[Stored data]

▶

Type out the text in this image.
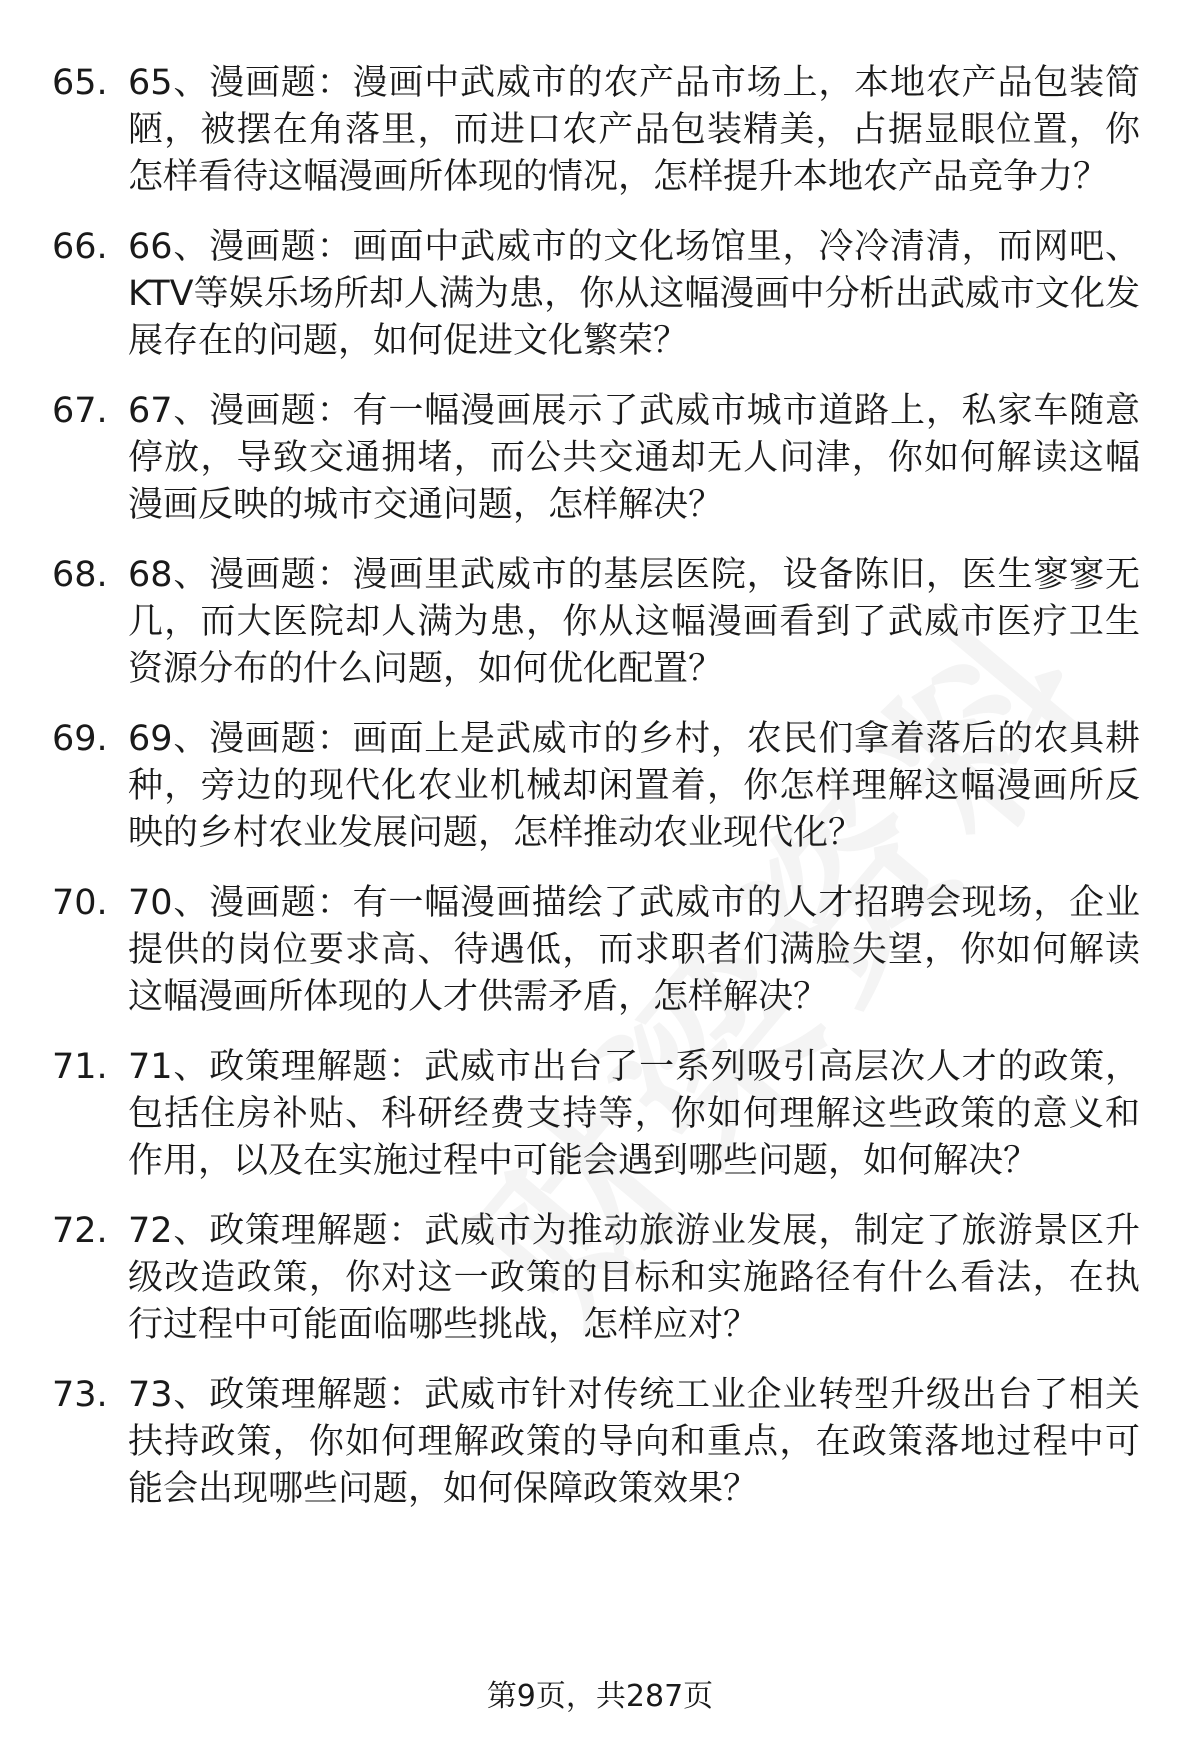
65. 65、漫画题：漫画中武威市的农产品市场上，本地农产品包装简陋，被摆在角落里，而进口农产品包装精美，占据显眼位置，你怎样看待这幅漫画所体现的情况，怎样提升本地农产品竞争力？
66. 66、漫画题：画面中武威市的文化场馆里，冷冷清清，而网吧、KTV等娱乐场所却人满为患，你从这幅漫画中分析出武威市文化发展存在的问题，如何促进文化繁荣？
67. 67、漫画题：有一幅漫画展示了武威市城市道路上，私家车随意停放，导致交通拥堵，而公共交通却无人问津，你如何解读这幅漫画反映的城市交通问题，怎样解决？
68. 68、漫画题：漫画里武威市的基层医院，设备陈旧，医生寥寥无几，而大医院却人满为患，你从这幅漫画看到了武威市医疗卫生资源分布的什么问题，如何优化配置？
69. 69、漫画题：画面上是武威市的乡村，农民们拿着落后的农具耕种，旁边的现代化农业机械却闲置着，你怎样理解这幅漫画所反映的乡村农业发展问题，怎样推动农业现代化？
70. 70、漫画题：有一幅漫画描绘了武威市的人才招聘会现场，企业提供的岗位要求高、待遇低，而求职者们满脸失望，你如何解读这幅漫画所体现的人才供需矛盾，怎样解决？
71. 71、政策理解题：武威市出台了一系列吸引高层次人才的政策，包括住房补贴、科研经费支持等，你如何理解这些政策的意义和作用，以及在实施过程中可能会遇到哪些问题，如何解决？
72. 72、政策理解题：武威市为推动旅游业发展，制定了旅游景区升级改造政策，你对这一政策的目标和实施路径有什么看法，在执行过程中可能面临哪些挑战，怎样应对？
73. 73、政策理解题：武威市针对传统工业企业转型升级出台了相关扶持政策，你如何理解政策的导向和重点，在政策落地过程中可能会出现哪些问题，如何保障政策效果？
第9页，共287页
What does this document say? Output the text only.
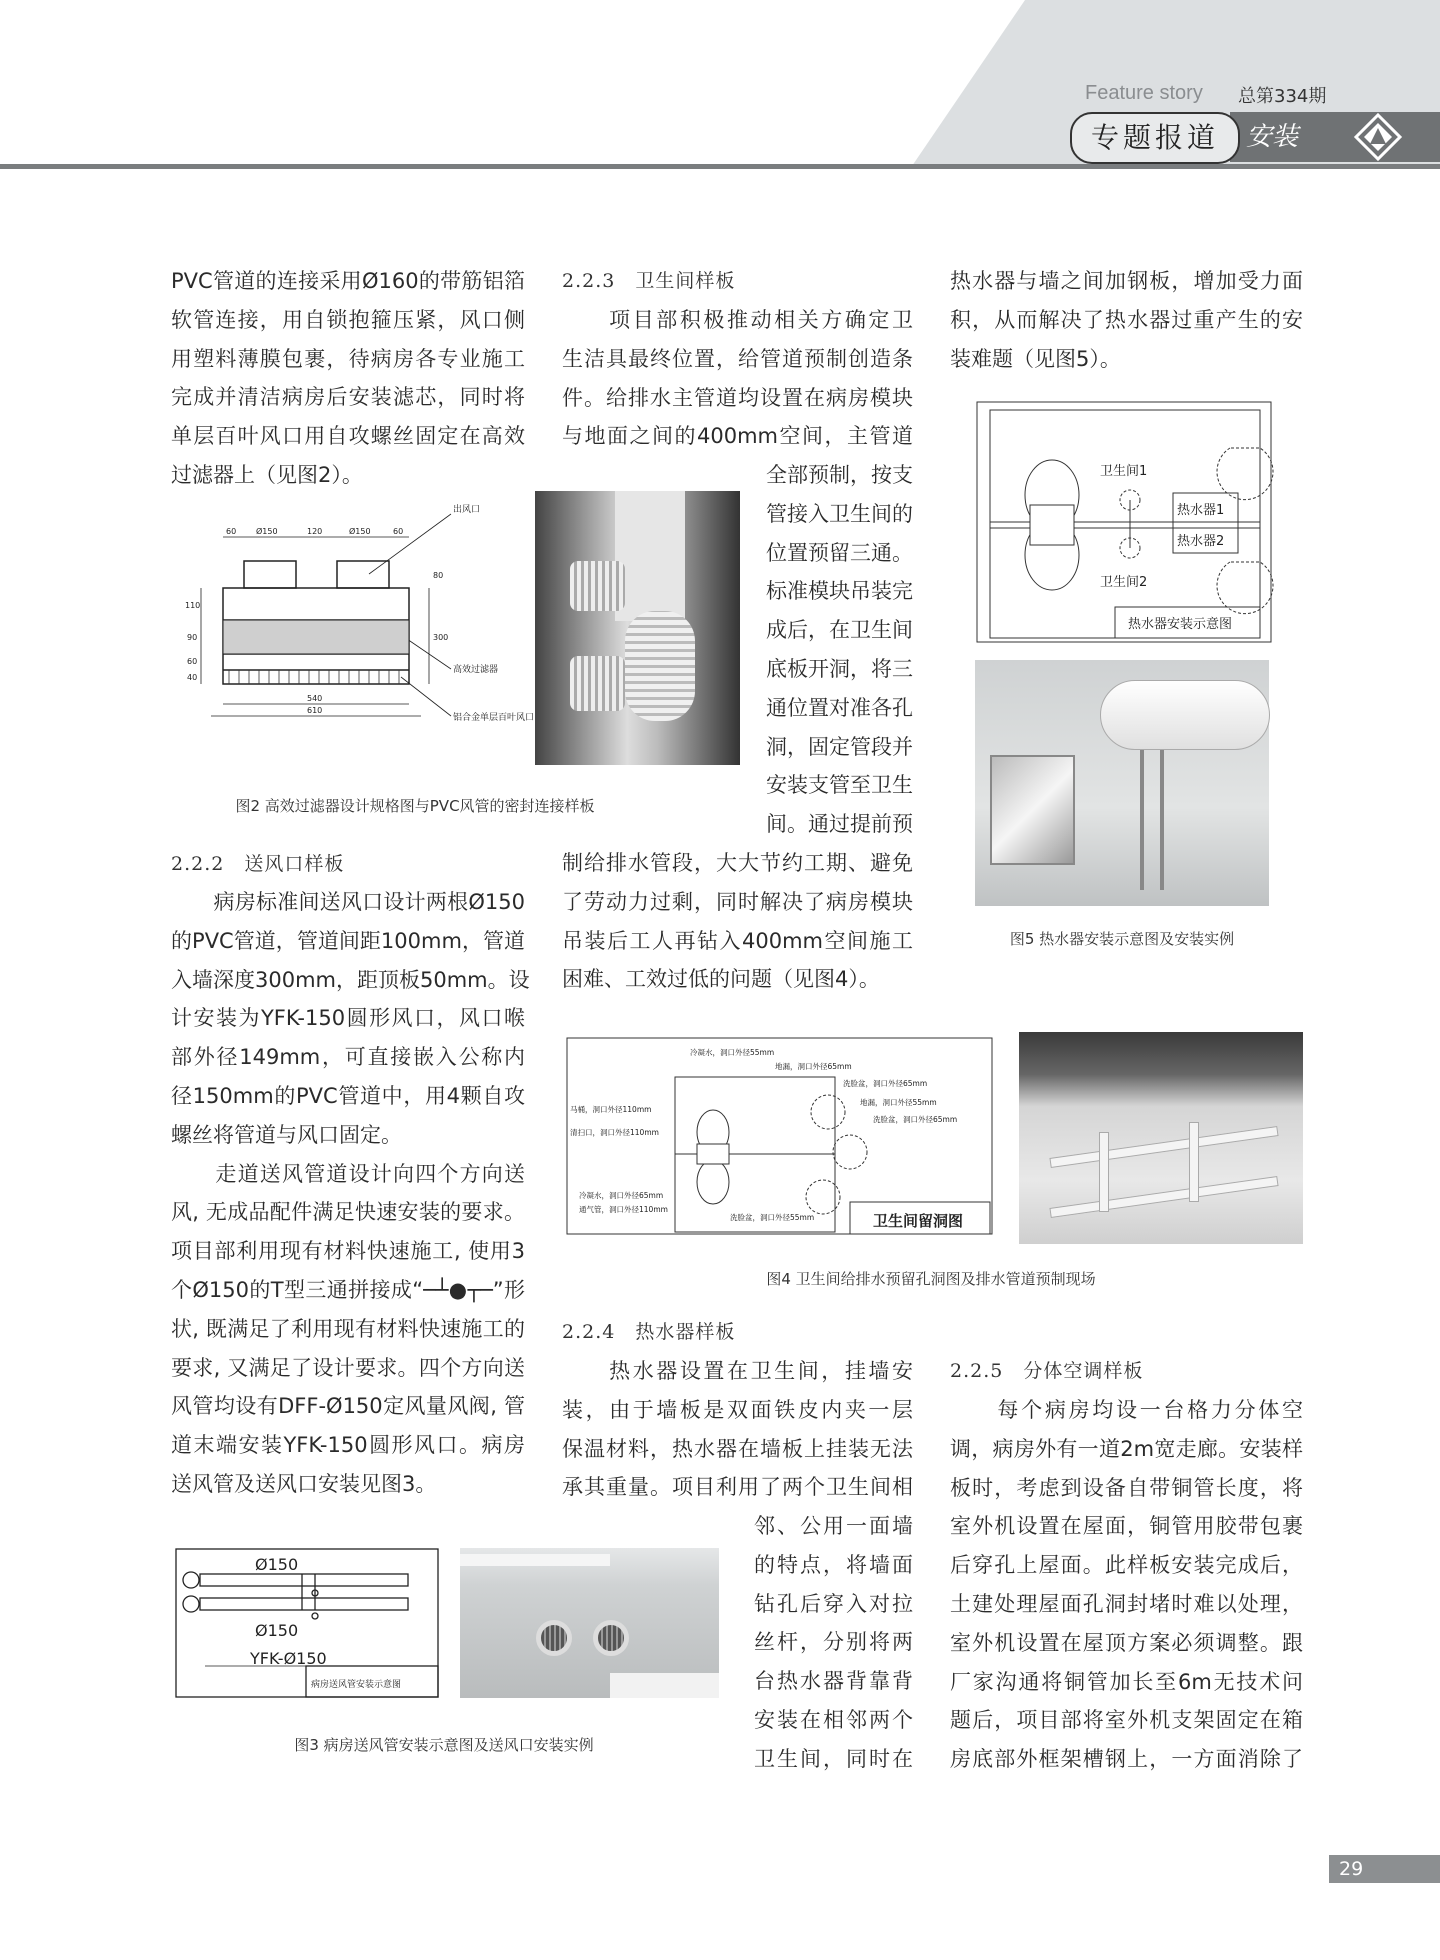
Feature story 总第334期
专题报道	安装
PVC管道的连接采用Ø160的带筋铝箔
软管连接，用自锁抱箍压紧，风口侧
用塑料薄膜包裹，待病房各专业施工
完成并清洁病房后安装滤芯，同时将
单层百叶风口用自攻螺丝固定在高效
过滤器上（见图2）。
2.2.2　送风口样板
　　病房标准间送风口设计两根Ø150
的PVC管道，管道间距100mm，管道
入墙深度300mm，距顶板50mm。设
计安装为YFK-150圆形风口，风口喉
部外径149mm，可直接嵌入公称内
径150mm的PVC管道中，用4颗自攻
螺丝将管道与风口固定。
　　走道送风管道设计向四个方向送
风, 无成品配件满足快速安装的要求。
项目部利用现有材料快速施工, 使用3
个Ø150的T型三通拼接成“─┴●┬─”形
状, 既满足了利用现有材料快速施工的
要求, 又满足了设计要求。四个方向送
风管均设有DFF-Ø150定风量风阀, 管
道末端安装YFK-150圆形风口。病房
送风管及送风口安装见图3。
2.2.3　卫生间样板
　　项目部积极推动相关方确定卫
生洁具最终位置，给管道预制创造条
件。给排水主管道均设置在病房模块
与地面之间的400mm空间，主管道
全部预制，按支
管接入卫生间的
位置预留三通。
标准模块吊装完
成后，在卫生间
底板开洞，将三
通位置对准各孔
洞，固定管段并
安装支管至卫生
间。通过提前预
制给排水管段，大大节约工期、避免
了劳动力过剩，同时解决了病房模块
吊装后工人再钻入400mm空间施工
困难、工效过低的问题（见图4）。
2.2.4　热水器样板
　　热水器设置在卫生间，挂墙安
装，由于墙板是双面铁皮内夹一层
保温材料，热水器在墙板上挂装无法
承其重量。项目利用了两个卫生间相
邻、公用一面墙
的特点，将墙面
钻孔后穿入对拉
丝杆，分别将两
台热水器背靠背
安装在相邻两个
卫生间，同时在
热水器与墙之间加钢板，增加受力面
积，从而解决了热水器过重产生的安
装难题（见图5）。
2.2.5　分体空调样板
　　每个病房均设一台格力分体空
调，病房外有一道2m宽走廊。安装样
板时，考虑到设备自带铜管长度，将
室外机设置在屋面，铜管用胶带包裹
后穿孔上屋面。此样板安装完成后，
土建处理屋面孔洞封堵时难以处理，
室外机设置在屋顶方案必须调整。跟
厂家沟通将铜管加长至6m无技术问
题后，项目部将室外机支架固定在箱
房底部外框架槽钢上，一方面消除了
60 Ø150	120	Ø150	60
80
110
90
60
40
300
540
610
出风口
高效过滤器
铝合金单层百叶风口
图2 高效过滤器设计规格图与PVC风管的密封连接样板
卫生间1
卫生间2
热水器1
热水器2
热水器安装示意图
图5 热水器安装示意图及安装实例
冷凝水，洞口外径55mm
地漏，洞口外径65mm
洗脸盆，洞口外径65mm
地漏，洞口外径55mm
洗脸盆，洞口外径65mm
马桶，洞口外径110mm
清扫口，洞口外径110mm
冷凝水，洞口外径65mm
通气管，洞口外径110mm
洗脸盆，洞口外径55mm	卫生间留洞图
图4 卫生间给排水预留孔洞图及排水管道预制现场
Ø150
Ø150
YFK-Ø150
病房送风管安装示意图
图3 病房送风管安装示意图及送风口安装实例
29
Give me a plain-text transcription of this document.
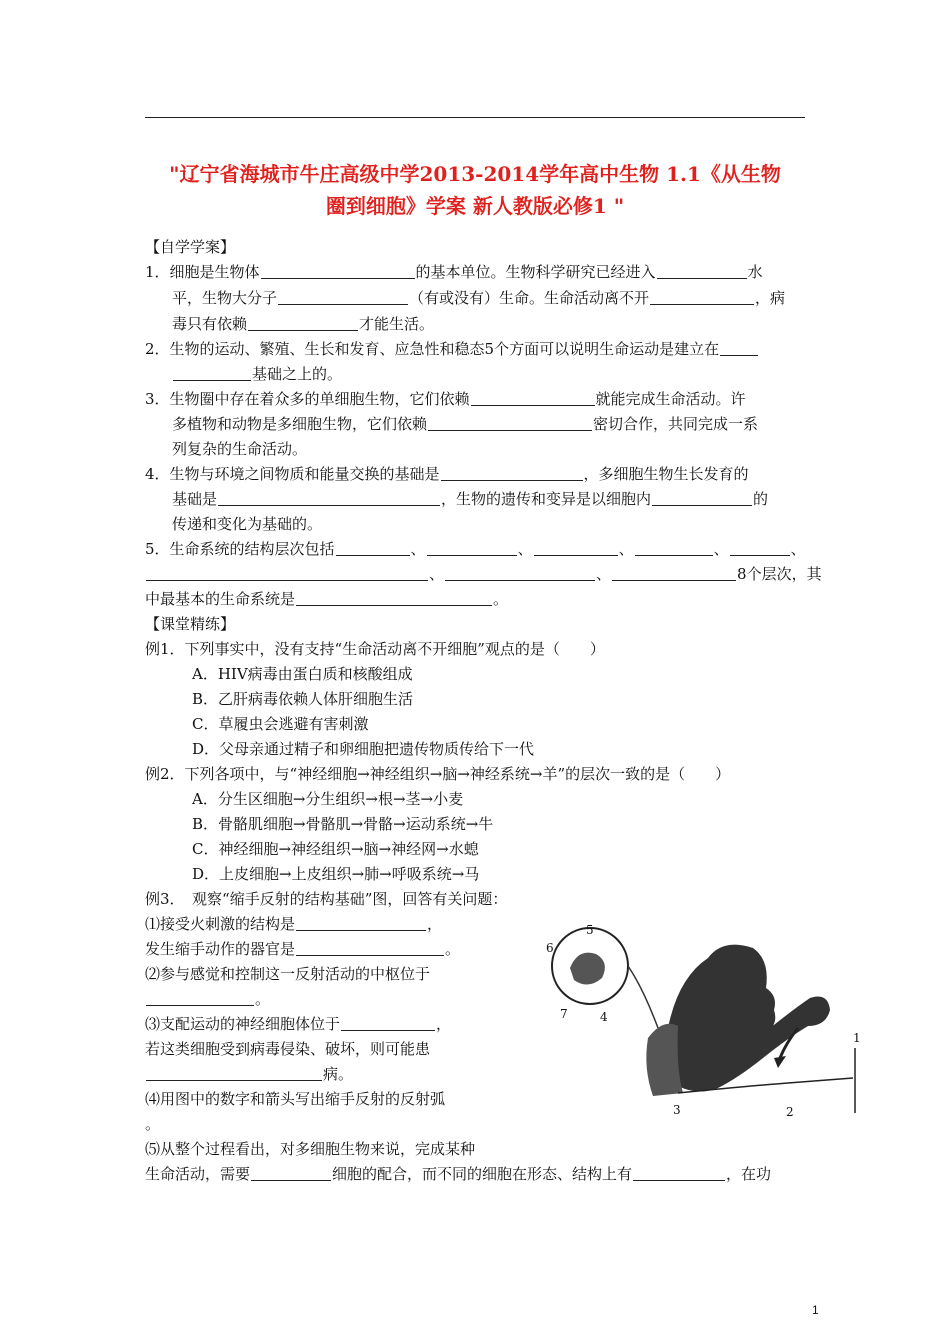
"辽宁省海城市牛庄高级中学2013-2014学年高中生物 1.1《从生物
圈到细胞》学案 新人教版必修1 "
【自学学案】
1．细胞是生物体	的基本单位。生物科学研究已经进入	水
平，生物大分子	（有或没有）生命。生命活动离不开	，病
毒只有依赖	才能生活。
2．生物的运动、繁殖、生长和发育、应急性和稳态5个方面可以说明生命运动是建立在
基础之上的。
3．生物圈中存在着众多的单细胞生物，它们依赖	就能完成生命活动。许
多植物和动物是多细胞生物，它们依赖	密切合作，共同完成一系
列复杂的生命活动。
4．生物与环境之间物质和能量交换的基础是	，多细胞生物生长发育的
基础是	，生物的遗传和变异是以细胞内	的
传递和变化为基础的。
5．生命系统的结构层次包括	、	、	、	、	、
、	、	8个层次，其
中最基本的生命系统是	。
【课堂精练】
例1．下列事实中，没有支持“生命活动离不开细胞”观点的是（　　）
A．HIV病毒由蛋白质和核酸组成
B．乙肝病毒依赖人体肝细胞生活
C．草履虫会逃避有害刺激
D．父母亲通过精子和卵细胞把遗传物质传给下一代
例2．下列各项中，与“神经细胞→神经组织→脑→神经系统→羊”的层次一致的是（　　）
A．分生区细胞→分生组织→根→茎→小麦
B．骨骼肌细胞→骨骼肌→骨骼→运动系统→牛
C．神经细胞→神经组织→脑→神经网→水螅
D．上皮细胞→上皮组织→肺→呼吸系统→马
例3．　观察“缩手反射的结构基础”图，回答有关问题：
⑴接受火刺激的结构是	，
发生缩手动作的器官是	。
⑵参与感觉和控制这一反射活动的中枢位于
。
⑶支配运动的神经细胞体位于	，
若这类细胞受到病毒侵染、破坏，则可能患
病。
⑷用图中的数字和箭头写出缩手反射的反射弧
。
⑸从整个过程看出，对多细胞生物来说，完成某种
生命活动，需要	细胞的配合，而不同的细胞在形态、结构上有	，在功
1
2
3
4
5
6
7
1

◀

**INSTRUCTION**
In the copy, leave out all pictures, and retype exactly each line from the one with "Give me a plain-text" through the last line of the entries.

**THE COMPLETED TASK**
Give me a plain-text transcription of this document.
"辽宁省海城市牛庄高级中学2013-2014学年高中生物 1.1《从生物
圈到细胞》学案 新人教版必修1 "
【自学学案】
1．细胞是生物体	的基本单位。生物科学研究已经进入	水
平，生物大分子	（有或没有）生命。生命活动离不开	，病
毒只有依赖	才能生活。
2．生物的运动、繁殖、生长和发育、应急性和稳态5个方面可以说明生命运动是建立在
基础之上的。
3．生物圈中存在着众多的单细胞生物，它们依赖	就能完成生命活动。许
多植物和动物是多细胞生物，它们依赖	密切合作，共同完成一系
列复杂的生命活动。
4．生物与环境之间物质和能量交换的基础是	，多细胞生物生长发育的
基础是	，生物的遗传和变异是以细胞内	的
传递和变化为基础的。
5．生命系统的结构层次包括	、	、	、	、	、
、	、	8个层次，其
中最基本的生命系统是	。
【课堂精练】
例1．下列事实中，没有支持“生命活动离不开细胞”观点的是（　　）
A．HIV病毒由蛋白质和核酸组成
B．乙肝病毒依赖人体肝细胞生活
C．草履虫会逃避有害刺激
D．父母亲通过精子和卵细胞把遗传物质传给下一代
例2．下列各项中，与“神经细胞→神经组织→脑→神经系统→羊”的层次一致的是（　　）
A．分生区细胞→分生组织→根→茎→小麦
B．骨骼肌细胞→骨骼肌→骨骼→运动系统→牛
C．神经细胞→神经组织→脑→神经网→水螅
D．上皮细胞→上皮组织→肺→呼吸系统→马
例3．　观察“缩手反射的结构基础”图，回答有关问题：
⑴接受火刺激的结构是	，
发生缩手动作的器官是	。
⑵参与感觉和控制这一反射活动的中枢位于
。
⑶支配运动的神经细胞体位于	，
若这类细胞受到病毒侵染、破坏，则可能患
病。
⑷用图中的数字和箭头写出缩手反射的反射弧
。
⑸从整个过程看出，对多细胞生物来说，完成某种
生命活动，需要	细胞的配合，而不同的细胞在形态、结构上有	，在功
1
2
3
4
5
6
7
1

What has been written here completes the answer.